— START STORED RECORDS —

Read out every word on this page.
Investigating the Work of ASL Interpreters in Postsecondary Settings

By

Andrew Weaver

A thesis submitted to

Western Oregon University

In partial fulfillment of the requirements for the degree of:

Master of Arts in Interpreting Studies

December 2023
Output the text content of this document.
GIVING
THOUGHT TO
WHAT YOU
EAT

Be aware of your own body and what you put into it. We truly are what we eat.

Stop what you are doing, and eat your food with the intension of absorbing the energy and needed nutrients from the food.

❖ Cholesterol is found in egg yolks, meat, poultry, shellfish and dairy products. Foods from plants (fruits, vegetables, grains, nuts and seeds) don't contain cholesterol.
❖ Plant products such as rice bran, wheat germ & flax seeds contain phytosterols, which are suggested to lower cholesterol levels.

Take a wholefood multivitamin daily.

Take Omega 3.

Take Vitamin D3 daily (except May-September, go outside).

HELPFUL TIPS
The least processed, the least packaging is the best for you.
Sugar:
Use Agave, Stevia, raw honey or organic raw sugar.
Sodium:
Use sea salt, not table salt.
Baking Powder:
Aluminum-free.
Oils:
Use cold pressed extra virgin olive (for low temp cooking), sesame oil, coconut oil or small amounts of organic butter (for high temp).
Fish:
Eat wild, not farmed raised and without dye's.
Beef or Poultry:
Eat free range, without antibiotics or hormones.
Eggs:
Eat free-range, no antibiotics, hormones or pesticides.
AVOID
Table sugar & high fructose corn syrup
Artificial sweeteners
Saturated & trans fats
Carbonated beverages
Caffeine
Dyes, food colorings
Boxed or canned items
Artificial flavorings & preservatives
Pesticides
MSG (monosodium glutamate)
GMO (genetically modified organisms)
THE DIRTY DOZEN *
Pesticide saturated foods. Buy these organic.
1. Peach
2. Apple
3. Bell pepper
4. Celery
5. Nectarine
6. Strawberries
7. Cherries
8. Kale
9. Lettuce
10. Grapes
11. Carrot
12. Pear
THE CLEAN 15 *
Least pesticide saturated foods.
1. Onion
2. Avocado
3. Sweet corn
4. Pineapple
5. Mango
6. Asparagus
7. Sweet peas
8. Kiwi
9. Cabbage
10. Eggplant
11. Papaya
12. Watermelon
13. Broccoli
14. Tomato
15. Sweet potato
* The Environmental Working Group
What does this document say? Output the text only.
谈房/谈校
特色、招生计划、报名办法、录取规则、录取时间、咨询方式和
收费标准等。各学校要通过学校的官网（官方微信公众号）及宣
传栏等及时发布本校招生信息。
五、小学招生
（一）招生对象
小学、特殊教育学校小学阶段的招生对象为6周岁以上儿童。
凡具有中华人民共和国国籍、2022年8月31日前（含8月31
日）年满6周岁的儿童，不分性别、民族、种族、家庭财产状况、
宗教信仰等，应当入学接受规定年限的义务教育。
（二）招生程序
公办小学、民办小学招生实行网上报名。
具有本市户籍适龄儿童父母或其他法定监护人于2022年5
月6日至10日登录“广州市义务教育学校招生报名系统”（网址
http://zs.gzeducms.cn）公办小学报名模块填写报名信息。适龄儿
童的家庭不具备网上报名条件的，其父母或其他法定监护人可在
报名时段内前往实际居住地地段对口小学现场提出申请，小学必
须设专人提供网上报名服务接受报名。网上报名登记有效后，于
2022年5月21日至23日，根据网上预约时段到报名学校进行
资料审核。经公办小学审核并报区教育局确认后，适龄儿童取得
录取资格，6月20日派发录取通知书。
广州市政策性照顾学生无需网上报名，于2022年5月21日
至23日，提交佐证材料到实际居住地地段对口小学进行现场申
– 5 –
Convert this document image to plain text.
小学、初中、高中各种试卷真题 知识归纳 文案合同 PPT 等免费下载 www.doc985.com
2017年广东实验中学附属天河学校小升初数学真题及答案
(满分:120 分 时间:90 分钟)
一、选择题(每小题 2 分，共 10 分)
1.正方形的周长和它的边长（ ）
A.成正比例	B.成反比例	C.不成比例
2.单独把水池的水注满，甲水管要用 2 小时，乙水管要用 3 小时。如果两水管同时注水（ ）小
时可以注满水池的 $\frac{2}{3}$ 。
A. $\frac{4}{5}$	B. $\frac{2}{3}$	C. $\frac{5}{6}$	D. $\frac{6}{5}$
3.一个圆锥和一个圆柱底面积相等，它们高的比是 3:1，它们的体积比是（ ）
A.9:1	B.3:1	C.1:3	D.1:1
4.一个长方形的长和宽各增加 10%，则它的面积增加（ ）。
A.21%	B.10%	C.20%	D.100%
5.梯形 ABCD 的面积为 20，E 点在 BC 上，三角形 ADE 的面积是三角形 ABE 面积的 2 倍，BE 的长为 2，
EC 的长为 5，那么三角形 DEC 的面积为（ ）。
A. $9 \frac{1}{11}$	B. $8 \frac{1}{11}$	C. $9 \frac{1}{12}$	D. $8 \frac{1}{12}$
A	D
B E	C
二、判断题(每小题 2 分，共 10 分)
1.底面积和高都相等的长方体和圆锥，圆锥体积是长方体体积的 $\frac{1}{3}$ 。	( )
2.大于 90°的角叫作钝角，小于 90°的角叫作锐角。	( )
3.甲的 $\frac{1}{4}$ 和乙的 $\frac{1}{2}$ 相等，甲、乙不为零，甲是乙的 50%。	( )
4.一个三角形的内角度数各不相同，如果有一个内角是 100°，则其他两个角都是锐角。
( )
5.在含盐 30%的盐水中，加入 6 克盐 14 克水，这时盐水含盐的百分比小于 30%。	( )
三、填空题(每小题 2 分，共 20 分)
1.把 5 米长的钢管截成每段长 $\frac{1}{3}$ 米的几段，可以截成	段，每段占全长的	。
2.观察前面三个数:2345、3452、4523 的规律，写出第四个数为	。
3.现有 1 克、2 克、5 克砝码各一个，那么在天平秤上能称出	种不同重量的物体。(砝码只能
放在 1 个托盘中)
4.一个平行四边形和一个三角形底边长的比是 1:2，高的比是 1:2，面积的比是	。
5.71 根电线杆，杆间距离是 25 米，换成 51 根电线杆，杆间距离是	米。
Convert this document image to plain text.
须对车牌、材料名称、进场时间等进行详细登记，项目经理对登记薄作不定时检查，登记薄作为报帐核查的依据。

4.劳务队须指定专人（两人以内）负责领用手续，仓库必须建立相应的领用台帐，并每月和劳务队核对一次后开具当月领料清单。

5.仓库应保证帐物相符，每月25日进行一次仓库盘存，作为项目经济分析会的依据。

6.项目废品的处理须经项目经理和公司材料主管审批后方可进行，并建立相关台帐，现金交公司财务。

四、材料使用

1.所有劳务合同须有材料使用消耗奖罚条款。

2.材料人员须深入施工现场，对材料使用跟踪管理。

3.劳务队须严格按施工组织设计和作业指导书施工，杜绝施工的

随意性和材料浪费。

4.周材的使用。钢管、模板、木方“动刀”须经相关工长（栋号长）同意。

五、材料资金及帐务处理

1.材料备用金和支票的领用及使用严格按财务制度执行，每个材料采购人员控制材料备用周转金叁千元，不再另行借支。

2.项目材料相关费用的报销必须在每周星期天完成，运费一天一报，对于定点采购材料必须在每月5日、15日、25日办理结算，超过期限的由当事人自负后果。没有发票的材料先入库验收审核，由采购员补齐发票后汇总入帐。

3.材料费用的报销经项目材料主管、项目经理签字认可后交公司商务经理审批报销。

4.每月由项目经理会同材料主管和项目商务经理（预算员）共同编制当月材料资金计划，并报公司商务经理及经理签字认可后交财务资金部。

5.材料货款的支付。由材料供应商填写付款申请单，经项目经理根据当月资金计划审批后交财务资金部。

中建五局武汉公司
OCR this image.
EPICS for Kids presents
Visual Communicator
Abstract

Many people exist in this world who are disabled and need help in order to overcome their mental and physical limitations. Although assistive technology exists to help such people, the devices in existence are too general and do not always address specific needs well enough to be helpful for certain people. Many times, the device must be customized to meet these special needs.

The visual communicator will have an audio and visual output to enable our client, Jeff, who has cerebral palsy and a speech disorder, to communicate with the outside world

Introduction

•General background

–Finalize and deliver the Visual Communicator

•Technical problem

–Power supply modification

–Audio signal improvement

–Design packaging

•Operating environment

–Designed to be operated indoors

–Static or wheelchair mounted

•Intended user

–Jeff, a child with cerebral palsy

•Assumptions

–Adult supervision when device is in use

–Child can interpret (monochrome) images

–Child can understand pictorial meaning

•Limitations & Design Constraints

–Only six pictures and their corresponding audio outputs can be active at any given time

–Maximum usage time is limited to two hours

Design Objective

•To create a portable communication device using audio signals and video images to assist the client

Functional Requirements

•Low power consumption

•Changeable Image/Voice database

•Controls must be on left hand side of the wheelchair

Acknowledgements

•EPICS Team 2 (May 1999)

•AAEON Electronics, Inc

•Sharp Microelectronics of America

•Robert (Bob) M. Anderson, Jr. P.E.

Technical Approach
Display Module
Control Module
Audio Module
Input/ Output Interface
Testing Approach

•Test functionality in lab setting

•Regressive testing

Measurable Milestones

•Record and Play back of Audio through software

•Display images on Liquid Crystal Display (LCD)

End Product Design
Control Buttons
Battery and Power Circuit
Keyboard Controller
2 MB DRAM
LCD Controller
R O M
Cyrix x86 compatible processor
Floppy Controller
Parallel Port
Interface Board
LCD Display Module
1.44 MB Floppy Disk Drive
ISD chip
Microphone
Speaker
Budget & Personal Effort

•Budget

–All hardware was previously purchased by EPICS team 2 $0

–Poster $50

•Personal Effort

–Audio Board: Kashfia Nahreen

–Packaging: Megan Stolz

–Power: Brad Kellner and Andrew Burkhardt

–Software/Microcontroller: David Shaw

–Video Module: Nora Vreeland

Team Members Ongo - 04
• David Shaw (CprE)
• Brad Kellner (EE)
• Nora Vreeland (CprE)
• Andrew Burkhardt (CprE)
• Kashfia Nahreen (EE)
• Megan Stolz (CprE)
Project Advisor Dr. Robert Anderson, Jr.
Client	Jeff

— END STORED RECORDS —

## YOUR TASK
What is the number of lines in these records that contain "Approach"? Reply with the number only.

## COMPLETE OUTPUT
2